EXERCISE OBJECTIVE
Print the records below exactly as they appear.

___ SUPPLIED MATERIAL ___

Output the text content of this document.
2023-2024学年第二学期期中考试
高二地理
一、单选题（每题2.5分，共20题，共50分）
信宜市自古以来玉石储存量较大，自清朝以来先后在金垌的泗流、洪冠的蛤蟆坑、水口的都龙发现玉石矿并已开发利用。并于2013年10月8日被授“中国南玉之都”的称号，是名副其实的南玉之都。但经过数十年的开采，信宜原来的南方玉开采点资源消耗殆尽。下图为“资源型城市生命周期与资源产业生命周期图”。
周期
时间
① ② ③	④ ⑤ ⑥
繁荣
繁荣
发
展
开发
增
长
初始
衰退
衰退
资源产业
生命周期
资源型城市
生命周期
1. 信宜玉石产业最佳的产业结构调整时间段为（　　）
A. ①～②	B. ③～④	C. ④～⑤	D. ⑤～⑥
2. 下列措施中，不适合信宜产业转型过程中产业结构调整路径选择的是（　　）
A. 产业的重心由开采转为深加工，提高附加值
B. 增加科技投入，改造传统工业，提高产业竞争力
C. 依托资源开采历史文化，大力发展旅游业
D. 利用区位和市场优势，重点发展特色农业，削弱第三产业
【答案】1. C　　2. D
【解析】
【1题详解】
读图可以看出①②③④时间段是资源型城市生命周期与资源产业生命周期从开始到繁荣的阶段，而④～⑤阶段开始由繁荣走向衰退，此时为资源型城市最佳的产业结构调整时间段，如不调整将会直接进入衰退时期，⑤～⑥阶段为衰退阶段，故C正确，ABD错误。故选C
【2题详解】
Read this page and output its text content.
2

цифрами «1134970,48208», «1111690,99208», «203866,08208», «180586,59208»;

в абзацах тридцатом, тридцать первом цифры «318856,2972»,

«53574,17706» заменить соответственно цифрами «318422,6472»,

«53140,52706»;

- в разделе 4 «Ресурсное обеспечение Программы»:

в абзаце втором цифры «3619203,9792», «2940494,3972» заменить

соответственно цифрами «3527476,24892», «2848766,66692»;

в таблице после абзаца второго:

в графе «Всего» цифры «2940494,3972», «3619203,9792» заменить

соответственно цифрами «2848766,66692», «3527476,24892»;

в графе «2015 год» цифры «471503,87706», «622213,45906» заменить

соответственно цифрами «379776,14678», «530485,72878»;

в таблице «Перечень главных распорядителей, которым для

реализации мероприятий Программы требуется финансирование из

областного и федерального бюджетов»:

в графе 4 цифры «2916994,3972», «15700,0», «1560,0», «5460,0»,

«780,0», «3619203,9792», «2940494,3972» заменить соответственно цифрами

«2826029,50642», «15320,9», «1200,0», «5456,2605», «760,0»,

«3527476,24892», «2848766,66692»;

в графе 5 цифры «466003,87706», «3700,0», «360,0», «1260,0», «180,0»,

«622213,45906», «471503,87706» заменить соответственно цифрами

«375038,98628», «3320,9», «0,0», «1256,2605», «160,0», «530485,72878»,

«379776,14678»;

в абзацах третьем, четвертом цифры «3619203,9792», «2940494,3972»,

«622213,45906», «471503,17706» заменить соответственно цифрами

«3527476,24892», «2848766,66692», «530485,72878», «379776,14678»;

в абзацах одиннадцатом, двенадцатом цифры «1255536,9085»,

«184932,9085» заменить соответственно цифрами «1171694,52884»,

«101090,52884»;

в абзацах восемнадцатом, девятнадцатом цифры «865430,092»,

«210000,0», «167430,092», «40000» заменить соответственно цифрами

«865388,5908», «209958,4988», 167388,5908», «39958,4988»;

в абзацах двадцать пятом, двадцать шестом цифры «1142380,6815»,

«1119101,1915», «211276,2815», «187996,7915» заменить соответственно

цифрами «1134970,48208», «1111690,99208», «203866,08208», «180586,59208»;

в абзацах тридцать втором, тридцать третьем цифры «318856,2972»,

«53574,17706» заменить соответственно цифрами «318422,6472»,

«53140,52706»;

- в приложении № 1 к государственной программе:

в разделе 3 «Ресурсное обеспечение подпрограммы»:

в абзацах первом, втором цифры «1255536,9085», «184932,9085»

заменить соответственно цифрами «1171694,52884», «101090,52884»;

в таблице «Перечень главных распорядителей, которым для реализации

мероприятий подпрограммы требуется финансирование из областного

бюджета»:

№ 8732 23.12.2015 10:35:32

___

THE RESPONSE
Output the text content of this document.
2023-2024学年第二学期期中考试
高二地理
一、单选题（每题2.5分，共20题，共50分）
信宜市自古以来玉石储存量较大，自清朝以来先后在金垌的泗流、洪冠的蛤蟆坑、水口的都龙发现玉石矿并已开发利用。并于2013年10月8日被授“中国南玉之都”的称号，是名副其实的南玉之都。但经过数十年的开采，信宜原来的南方玉开采点资源消耗殆尽。下图为“资源型城市生命周期与资源产业生命周期图”。
周期
时间
① ② ③	④ ⑤ ⑥
繁荣
繁荣
发
展
开发
增
长
初始
衰退
衰退
资源产业
生命周期
资源型城市
生命周期
1. 信宜玉石产业最佳的产业结构调整时间段为（　　）
A. ①～②	B. ③～④	C. ④～⑤	D. ⑤～⑥
2. 下列措施中，不适合信宜产业转型过程中产业结构调整路径选择的是（　　）
A. 产业的重心由开采转为深加工，提高附加值
B. 增加科技投入，改造传统工业，提高产业竞争力
C. 依托资源开采历史文化，大力发展旅游业
D. 利用区位和市场优势，重点发展特色农业，削弱第三产业
【答案】1. C　　2. D
【解析】
【1题详解】
读图可以看出①②③④时间段是资源型城市生命周期与资源产业生命周期从开始到繁荣的阶段，而④～⑤阶段开始由繁荣走向衰退，此时为资源型城市最佳的产业结构调整时间段，如不调整将会直接进入衰退时期，⑤～⑥阶段为衰退阶段，故C正确，ABD错误。故选C
【2题详解】
Read this page and output its text content.
2

цифрами «1134970,48208», «1111690,99208», «203866,08208», «180586,59208»;

в абзацах тридцатом, тридцать первом цифры «318856,2972»,

«53574,17706» заменить соответственно цифрами «318422,6472»,

«53140,52706»;

- в разделе 4 «Ресурсное обеспечение Программы»:

в абзаце втором цифры «3619203,9792», «2940494,3972» заменить

соответственно цифрами «3527476,24892», «2848766,66692»;

в таблице после абзаца второго:

в графе «Всего» цифры «2940494,3972», «3619203,9792» заменить

соответственно цифрами «2848766,66692», «3527476,24892»;

в графе «2015 год» цифры «471503,87706», «622213,45906» заменить

соответственно цифрами «379776,14678», «530485,72878»;

в таблице «Перечень главных распорядителей, которым для

реализации мероприятий Программы требуется финансирование из

областного и федерального бюджетов»:

в графе 4 цифры «2916994,3972», «15700,0», «1560,0», «5460,0»,

«780,0», «3619203,9792», «2940494,3972» заменить соответственно цифрами

«2826029,50642», «15320,9», «1200,0», «5456,2605», «760,0»,

«3527476,24892», «2848766,66692»;

в графе 5 цифры «466003,87706», «3700,0», «360,0», «1260,0», «180,0»,

«622213,45906», «471503,87706» заменить соответственно цифрами

«375038,98628», «3320,9», «0,0», «1256,2605», «160,0», «530485,72878»,

«379776,14678»;

в абзацах третьем, четвертом цифры «3619203,9792», «2940494,3972»,

«622213,45906», «471503,17706» заменить соответственно цифрами

«3527476,24892», «2848766,66692», «530485,72878», «379776,14678»;

в абзацах одиннадцатом, двенадцатом цифры «1255536,9085»,

«184932,9085» заменить соответственно цифрами «1171694,52884»,

«101090,52884»;

в абзацах восемнадцатом, девятнадцатом цифры «865430,092»,

«210000,0», «167430,092», «40000» заменить соответственно цифрами

«865388,5908», «209958,4988», 167388,5908», «39958,4988»;

в абзацах двадцать пятом, двадцать шестом цифры «1142380,6815»,

«1119101,1915», «211276,2815», «187996,7915» заменить соответственно

цифрами «1134970,48208», «1111690,99208», «203866,08208», «180586,59208»;

в абзацах тридцать втором, тридцать третьем цифры «318856,2972»,

«53574,17706» заменить соответственно цифрами «318422,6472»,

«53140,52706»;

- в приложении № 1 к государственной программе:

в разделе 3 «Ресурсное обеспечение подпрограммы»:

в абзацах первом, втором цифры «1255536,9085», «184932,9085»

заменить соответственно цифрами «1171694,52884», «101090,52884»;

в таблице «Перечень главных распорядителей, которым для реализации

мероприятий подпрограммы требуется финансирование из областного

бюджета»:

№ 8732 23.12.2015 10:35:32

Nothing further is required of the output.